→ **Set task**: Copy each line of the data below with the word "Memory".

→ **Provided data**:
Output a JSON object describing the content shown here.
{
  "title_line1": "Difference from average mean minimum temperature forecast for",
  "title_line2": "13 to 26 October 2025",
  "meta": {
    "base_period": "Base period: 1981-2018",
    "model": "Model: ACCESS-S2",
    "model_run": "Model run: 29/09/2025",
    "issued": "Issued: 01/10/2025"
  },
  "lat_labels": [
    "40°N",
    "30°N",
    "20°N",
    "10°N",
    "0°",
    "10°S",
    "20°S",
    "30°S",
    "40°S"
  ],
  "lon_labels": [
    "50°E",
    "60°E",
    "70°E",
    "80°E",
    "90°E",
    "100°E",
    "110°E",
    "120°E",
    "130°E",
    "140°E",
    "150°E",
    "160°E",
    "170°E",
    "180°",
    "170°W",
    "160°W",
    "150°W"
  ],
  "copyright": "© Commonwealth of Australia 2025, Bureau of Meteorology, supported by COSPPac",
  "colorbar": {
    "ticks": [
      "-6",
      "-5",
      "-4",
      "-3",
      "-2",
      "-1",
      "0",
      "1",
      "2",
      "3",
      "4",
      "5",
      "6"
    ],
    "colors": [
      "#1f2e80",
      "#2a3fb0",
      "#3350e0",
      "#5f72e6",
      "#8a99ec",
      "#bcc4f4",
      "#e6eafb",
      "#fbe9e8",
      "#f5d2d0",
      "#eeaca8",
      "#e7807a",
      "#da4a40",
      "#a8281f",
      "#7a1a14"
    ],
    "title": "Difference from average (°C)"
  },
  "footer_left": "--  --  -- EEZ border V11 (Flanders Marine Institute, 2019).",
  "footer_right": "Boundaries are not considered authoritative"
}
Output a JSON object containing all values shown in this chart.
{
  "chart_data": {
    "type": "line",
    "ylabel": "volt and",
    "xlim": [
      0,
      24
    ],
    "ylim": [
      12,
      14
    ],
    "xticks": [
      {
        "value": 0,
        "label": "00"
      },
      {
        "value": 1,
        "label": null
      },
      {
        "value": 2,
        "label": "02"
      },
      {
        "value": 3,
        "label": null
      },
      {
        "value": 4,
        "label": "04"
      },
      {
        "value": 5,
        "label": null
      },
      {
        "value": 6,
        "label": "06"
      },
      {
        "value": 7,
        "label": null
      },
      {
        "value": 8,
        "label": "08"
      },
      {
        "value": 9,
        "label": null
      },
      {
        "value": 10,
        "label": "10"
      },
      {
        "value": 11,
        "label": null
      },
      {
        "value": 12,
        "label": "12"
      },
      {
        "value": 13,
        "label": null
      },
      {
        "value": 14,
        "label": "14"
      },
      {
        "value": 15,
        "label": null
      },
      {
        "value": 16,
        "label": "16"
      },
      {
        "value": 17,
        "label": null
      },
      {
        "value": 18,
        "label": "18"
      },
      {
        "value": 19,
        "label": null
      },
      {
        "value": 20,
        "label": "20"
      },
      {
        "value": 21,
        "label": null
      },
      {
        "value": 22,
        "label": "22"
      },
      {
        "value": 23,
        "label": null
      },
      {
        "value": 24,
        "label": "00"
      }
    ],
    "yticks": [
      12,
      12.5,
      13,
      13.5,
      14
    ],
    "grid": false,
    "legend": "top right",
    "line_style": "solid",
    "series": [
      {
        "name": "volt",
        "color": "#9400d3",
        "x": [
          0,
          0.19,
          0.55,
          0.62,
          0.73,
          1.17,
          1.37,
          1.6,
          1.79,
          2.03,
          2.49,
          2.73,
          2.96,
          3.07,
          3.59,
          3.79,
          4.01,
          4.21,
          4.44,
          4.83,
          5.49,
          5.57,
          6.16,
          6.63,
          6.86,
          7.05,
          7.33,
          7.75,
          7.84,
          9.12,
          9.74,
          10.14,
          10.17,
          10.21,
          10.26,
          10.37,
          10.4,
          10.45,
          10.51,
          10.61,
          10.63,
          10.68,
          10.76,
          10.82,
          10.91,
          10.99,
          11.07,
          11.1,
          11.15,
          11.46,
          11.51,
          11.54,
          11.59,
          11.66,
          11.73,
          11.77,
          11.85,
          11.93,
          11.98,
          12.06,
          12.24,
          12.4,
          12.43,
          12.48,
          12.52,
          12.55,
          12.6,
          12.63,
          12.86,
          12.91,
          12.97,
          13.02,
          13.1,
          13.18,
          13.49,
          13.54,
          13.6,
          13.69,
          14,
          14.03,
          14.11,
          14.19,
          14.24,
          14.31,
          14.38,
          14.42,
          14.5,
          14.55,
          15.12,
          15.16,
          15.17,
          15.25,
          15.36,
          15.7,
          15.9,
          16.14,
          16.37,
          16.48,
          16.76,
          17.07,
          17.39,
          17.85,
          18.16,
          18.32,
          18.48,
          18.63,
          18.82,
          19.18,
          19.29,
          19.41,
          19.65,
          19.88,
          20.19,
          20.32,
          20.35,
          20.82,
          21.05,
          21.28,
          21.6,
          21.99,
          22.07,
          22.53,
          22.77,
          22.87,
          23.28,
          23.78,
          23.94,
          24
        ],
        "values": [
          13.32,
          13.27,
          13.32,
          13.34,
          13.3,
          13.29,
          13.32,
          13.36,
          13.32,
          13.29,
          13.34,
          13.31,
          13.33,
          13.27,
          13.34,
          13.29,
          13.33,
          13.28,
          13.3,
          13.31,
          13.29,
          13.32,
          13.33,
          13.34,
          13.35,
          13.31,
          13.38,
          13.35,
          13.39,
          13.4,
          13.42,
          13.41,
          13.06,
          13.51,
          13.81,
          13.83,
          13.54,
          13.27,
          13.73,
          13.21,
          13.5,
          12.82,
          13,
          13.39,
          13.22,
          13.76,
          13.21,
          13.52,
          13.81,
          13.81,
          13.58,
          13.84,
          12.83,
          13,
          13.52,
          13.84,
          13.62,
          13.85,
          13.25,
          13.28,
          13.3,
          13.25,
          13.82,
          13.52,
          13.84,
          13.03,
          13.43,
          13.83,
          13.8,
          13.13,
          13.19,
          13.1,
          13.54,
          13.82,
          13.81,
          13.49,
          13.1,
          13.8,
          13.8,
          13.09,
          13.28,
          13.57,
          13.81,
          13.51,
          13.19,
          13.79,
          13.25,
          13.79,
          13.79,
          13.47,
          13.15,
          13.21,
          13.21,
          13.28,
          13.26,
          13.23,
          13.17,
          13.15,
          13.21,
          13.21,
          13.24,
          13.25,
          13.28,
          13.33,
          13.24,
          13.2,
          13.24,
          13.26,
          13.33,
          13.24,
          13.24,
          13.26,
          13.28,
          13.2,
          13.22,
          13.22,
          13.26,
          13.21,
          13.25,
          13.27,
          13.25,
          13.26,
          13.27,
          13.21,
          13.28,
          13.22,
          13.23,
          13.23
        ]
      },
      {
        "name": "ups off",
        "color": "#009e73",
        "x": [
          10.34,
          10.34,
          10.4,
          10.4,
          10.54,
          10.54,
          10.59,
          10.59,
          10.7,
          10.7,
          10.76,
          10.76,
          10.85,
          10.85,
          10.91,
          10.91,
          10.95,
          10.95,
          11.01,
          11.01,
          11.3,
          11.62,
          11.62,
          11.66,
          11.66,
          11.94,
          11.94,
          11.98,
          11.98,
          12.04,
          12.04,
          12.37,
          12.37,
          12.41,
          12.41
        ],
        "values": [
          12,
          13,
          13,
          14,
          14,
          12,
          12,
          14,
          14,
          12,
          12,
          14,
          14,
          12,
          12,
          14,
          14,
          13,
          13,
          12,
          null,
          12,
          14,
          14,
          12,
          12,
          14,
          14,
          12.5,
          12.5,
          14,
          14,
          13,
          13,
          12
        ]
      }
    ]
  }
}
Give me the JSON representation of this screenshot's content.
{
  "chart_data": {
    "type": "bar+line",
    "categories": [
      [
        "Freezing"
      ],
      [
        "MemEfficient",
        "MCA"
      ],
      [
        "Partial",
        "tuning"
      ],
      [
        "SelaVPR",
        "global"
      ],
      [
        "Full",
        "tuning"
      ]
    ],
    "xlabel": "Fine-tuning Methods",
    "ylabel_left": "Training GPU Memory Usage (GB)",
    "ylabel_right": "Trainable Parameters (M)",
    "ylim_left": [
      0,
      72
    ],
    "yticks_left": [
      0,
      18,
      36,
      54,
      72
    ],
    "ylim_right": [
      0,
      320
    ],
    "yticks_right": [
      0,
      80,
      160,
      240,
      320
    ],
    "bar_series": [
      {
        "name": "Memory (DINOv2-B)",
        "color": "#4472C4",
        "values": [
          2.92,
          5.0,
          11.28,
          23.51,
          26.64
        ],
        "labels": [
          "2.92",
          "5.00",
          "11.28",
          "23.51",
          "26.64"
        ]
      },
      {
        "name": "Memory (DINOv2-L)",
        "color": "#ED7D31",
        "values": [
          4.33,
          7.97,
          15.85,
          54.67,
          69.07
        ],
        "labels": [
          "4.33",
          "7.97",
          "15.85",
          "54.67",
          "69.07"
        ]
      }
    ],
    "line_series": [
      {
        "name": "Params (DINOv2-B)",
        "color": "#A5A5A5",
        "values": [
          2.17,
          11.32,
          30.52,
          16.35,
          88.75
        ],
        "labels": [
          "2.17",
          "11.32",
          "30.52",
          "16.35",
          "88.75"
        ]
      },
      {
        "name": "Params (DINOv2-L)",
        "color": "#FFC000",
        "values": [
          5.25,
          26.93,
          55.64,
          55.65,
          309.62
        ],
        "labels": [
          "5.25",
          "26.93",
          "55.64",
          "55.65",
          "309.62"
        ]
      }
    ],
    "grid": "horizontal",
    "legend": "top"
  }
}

→ **Answer to this problem**:
    "ylabel_left": "Training GPU Memory Usage (GB)",
        "name": "Memory (DINOv2-B)",
        "name": "Memory (DINOv2-L)",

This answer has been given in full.